Entries taken from a collection
* Start *

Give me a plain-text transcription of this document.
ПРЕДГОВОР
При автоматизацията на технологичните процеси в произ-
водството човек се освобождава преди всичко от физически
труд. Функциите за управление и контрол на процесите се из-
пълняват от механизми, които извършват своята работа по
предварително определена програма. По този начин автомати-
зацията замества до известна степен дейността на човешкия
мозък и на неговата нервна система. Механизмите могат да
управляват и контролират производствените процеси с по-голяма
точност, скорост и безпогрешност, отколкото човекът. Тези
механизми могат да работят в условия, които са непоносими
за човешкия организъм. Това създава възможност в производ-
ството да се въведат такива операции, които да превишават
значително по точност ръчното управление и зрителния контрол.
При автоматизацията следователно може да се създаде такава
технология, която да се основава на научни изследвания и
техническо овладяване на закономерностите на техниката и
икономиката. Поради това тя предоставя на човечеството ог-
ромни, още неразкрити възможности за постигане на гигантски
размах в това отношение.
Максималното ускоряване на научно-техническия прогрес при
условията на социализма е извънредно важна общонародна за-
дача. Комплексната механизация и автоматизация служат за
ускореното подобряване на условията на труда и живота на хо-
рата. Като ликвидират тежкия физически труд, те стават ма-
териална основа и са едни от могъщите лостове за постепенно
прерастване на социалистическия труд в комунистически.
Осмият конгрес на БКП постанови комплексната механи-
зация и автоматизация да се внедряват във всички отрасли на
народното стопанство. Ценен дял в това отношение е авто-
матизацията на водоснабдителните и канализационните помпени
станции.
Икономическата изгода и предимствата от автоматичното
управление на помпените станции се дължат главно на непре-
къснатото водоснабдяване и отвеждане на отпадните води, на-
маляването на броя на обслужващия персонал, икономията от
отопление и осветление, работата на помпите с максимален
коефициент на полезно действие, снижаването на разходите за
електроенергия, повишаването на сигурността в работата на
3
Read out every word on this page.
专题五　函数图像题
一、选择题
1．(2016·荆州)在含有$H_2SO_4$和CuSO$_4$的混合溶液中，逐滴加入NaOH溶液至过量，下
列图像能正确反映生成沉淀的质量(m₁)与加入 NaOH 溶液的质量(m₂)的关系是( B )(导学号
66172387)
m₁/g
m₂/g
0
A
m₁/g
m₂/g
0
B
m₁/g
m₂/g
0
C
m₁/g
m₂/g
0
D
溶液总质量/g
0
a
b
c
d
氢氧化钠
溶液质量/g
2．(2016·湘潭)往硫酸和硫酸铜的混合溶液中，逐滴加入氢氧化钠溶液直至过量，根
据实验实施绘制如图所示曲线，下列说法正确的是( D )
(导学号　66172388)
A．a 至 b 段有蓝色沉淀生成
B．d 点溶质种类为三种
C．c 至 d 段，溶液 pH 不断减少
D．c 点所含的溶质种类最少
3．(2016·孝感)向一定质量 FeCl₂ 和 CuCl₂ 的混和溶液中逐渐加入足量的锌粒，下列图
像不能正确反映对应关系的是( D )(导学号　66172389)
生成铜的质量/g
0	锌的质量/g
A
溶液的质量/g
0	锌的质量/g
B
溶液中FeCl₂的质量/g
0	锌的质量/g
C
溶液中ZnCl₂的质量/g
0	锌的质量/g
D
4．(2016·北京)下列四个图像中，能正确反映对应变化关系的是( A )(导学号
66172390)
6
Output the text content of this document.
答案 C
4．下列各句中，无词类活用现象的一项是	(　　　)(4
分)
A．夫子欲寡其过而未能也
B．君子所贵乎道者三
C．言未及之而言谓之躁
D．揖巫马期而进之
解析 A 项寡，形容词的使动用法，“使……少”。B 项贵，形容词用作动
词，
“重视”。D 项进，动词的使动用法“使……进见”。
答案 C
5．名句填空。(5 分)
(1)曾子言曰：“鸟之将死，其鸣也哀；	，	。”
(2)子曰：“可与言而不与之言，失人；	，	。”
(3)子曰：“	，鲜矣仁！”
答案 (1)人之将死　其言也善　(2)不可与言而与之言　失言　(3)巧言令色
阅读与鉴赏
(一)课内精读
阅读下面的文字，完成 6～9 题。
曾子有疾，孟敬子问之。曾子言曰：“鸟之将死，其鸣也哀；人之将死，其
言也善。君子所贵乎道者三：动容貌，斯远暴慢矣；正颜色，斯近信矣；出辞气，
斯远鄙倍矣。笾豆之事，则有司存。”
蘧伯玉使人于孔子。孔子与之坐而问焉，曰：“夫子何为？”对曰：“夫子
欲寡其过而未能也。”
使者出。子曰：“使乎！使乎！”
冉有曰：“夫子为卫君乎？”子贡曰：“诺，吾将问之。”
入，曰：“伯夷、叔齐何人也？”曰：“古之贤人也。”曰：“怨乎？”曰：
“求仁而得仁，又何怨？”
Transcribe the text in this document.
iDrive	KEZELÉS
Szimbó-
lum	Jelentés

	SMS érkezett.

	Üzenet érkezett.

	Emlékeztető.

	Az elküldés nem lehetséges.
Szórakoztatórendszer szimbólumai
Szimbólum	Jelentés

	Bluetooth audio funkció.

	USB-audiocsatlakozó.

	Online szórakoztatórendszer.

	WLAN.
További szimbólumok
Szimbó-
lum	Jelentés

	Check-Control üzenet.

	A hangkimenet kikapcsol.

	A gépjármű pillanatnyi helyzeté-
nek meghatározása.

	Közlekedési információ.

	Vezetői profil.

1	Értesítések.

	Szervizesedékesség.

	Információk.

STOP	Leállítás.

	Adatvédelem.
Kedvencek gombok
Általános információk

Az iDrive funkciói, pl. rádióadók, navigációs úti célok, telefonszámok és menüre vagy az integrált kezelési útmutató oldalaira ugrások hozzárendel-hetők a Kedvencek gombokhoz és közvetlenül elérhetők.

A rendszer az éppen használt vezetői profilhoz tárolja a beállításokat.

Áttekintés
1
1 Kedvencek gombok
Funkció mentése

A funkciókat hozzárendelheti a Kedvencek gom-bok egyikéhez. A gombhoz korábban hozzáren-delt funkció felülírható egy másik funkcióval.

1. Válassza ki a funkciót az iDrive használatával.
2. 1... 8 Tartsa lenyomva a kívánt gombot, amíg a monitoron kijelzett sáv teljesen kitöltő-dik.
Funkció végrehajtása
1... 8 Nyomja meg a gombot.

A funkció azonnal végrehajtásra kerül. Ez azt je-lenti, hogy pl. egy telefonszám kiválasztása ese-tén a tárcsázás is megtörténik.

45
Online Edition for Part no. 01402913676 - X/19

* End *

◆ WHAT TO DO
Repeat every record, exactly as written.

◆ EXPECTED ANSWER
Give me a plain-text transcription of this document.
ПРЕДГОВОР
При автоматизацията на технологичните процеси в произ-
водството човек се освобождава преди всичко от физически
труд. Функциите за управление и контрол на процесите се из-
пълняват от механизми, които извършват своята работа по
предварително определена програма. По този начин автомати-
зацията замества до известна степен дейността на човешкия
мозък и на неговата нервна система. Механизмите могат да
управляват и контролират производствените процеси с по-голяма
точност, скорост и безпогрешност, отколкото човекът. Тези
механизми могат да работят в условия, които са непоносими
за човешкия организъм. Това създава възможност в производ-
ството да се въведат такива операции, които да превишават
значително по точност ръчното управление и зрителния контрол.
При автоматизацията следователно може да се създаде такава
технология, която да се основава на научни изследвания и
техническо овладяване на закономерностите на техниката и
икономиката. Поради това тя предоставя на човечеството ог-
ромни, още неразкрити възможности за постигане на гигантски
размах в това отношение.
Максималното ускоряване на научно-техническия прогрес при
условията на социализма е извънредно важна общонародна за-
дача. Комплексната механизация и автоматизация служат за
ускореното подобряване на условията на труда и живота на хо-
рата. Като ликвидират тежкия физически труд, те стават ма-
териална основа и са едни от могъщите лостове за постепенно
прерастване на социалистическия труд в комунистически.
Осмият конгрес на БКП постанови комплексната механи-
зация и автоматизация да се внедряват във всички отрасли на
народното стопанство. Ценен дял в това отношение е авто-
матизацията на водоснабдителните и канализационните помпени
станции.
Икономическата изгода и предимствата от автоматичното
управление на помпените станции се дължат главно на непре-
къснатото водоснабдяване и отвеждане на отпадните води, на-
маляването на броя на обслужващия персонал, икономията от
отопление и осветление, работата на помпите с максимален
коефициент на полезно действие, снижаването на разходите за
електроенергия, повишаването на сигурността в работата на
3
Read out every word on this page.
专题五　函数图像题
一、选择题
1．(2016·荆州)在含有$H_2SO_4$和CuSO$_4$的混合溶液中，逐滴加入NaOH溶液至过量，下
列图像能正确反映生成沉淀的质量(m₁)与加入 NaOH 溶液的质量(m₂)的关系是( B )(导学号
66172387)
m₁/g
m₂/g
0
A
m₁/g
m₂/g
0
B
m₁/g
m₂/g
0
C
m₁/g
m₂/g
0
D
溶液总质量/g
0
a
b
c
d
氢氧化钠
溶液质量/g
2．(2016·湘潭)往硫酸和硫酸铜的混合溶液中，逐滴加入氢氧化钠溶液直至过量，根
据实验实施绘制如图所示曲线，下列说法正确的是( D )
(导学号　66172388)
A．a 至 b 段有蓝色沉淀生成
B．d 点溶质种类为三种
C．c 至 d 段，溶液 pH 不断减少
D．c 点所含的溶质种类最少
3．(2016·孝感)向一定质量 FeCl₂ 和 CuCl₂ 的混和溶液中逐渐加入足量的锌粒，下列图
像不能正确反映对应关系的是( D )(导学号　66172389)
生成铜的质量/g
0	锌的质量/g
A
溶液的质量/g
0	锌的质量/g
B
溶液中FeCl₂的质量/g
0	锌的质量/g
C
溶液中ZnCl₂的质量/g
0	锌的质量/g
D
4．(2016·北京)下列四个图像中，能正确反映对应变化关系的是( A )(导学号
66172390)
6
Output the text content of this document.
答案 C
4．下列各句中，无词类活用现象的一项是	(　　　)(4
分)
A．夫子欲寡其过而未能也
B．君子所贵乎道者三
C．言未及之而言谓之躁
D．揖巫马期而进之
解析 A 项寡，形容词的使动用法，“使……少”。B 项贵，形容词用作动
词，
“重视”。D 项进，动词的使动用法“使……进见”。
答案 C
5．名句填空。(5 分)
(1)曾子言曰：“鸟之将死，其鸣也哀；	，	。”
(2)子曰：“可与言而不与之言，失人；	，	。”
(3)子曰：“	，鲜矣仁！”
答案 (1)人之将死　其言也善　(2)不可与言而与之言　失言　(3)巧言令色
阅读与鉴赏
(一)课内精读
阅读下面的文字，完成 6～9 题。
曾子有疾，孟敬子问之。曾子言曰：“鸟之将死，其鸣也哀；人之将死，其
言也善。君子所贵乎道者三：动容貌，斯远暴慢矣；正颜色，斯近信矣；出辞气，
斯远鄙倍矣。笾豆之事，则有司存。”
蘧伯玉使人于孔子。孔子与之坐而问焉，曰：“夫子何为？”对曰：“夫子
欲寡其过而未能也。”
使者出。子曰：“使乎！使乎！”
冉有曰：“夫子为卫君乎？”子贡曰：“诺，吾将问之。”
入，曰：“伯夷、叔齐何人也？”曰：“古之贤人也。”曰：“怨乎？”曰：
“求仁而得仁，又何怨？”
Transcribe the text in this document.
iDrive	KEZELÉS
Szimbó-
lum	Jelentés

	SMS érkezett.

	Üzenet érkezett.

	Emlékeztető.

	Az elküldés nem lehetséges.
Szórakoztatórendszer szimbólumai
Szimbólum	Jelentés

	Bluetooth audio funkció.

	USB-audiocsatlakozó.

	Online szórakoztatórendszer.

	WLAN.
További szimbólumok
Szimbó-
lum	Jelentés

	Check-Control üzenet.

	A hangkimenet kikapcsol.

	A gépjármű pillanatnyi helyzeté-
nek meghatározása.

	Közlekedési információ.

	Vezetői profil.

1	Értesítések.

	Szervizesedékesség.

	Információk.

STOP	Leállítás.

	Adatvédelem.
Kedvencek gombok
Általános információk

Az iDrive funkciói, pl. rádióadók, navigációs úti célok, telefonszámok és menüre vagy az integrált kezelési útmutató oldalaira ugrások hozzárendel-hetők a Kedvencek gombokhoz és közvetlenül elérhetők.

A rendszer az éppen használt vezetői profilhoz tárolja a beállításokat.

Áttekintés
1
1 Kedvencek gombok
Funkció mentése

A funkciókat hozzárendelheti a Kedvencek gom-bok egyikéhez. A gombhoz korábban hozzáren-delt funkció felülírható egy másik funkcióval.

1. Válassza ki a funkciót az iDrive használatával.
2. 1... 8 Tartsa lenyomva a kívánt gombot, amíg a monitoron kijelzett sáv teljesen kitöltő-dik.
Funkció végrehajtása
1... 8 Nyomja meg a gombot.

A funkció azonnal végrehajtásra kerül. Ez azt je-lenti, hogy pl. egy telefonszám kiválasztása ese-tén a tárcsázás is megtörténik.

45
Online Edition for Part no. 01402913676 - X/19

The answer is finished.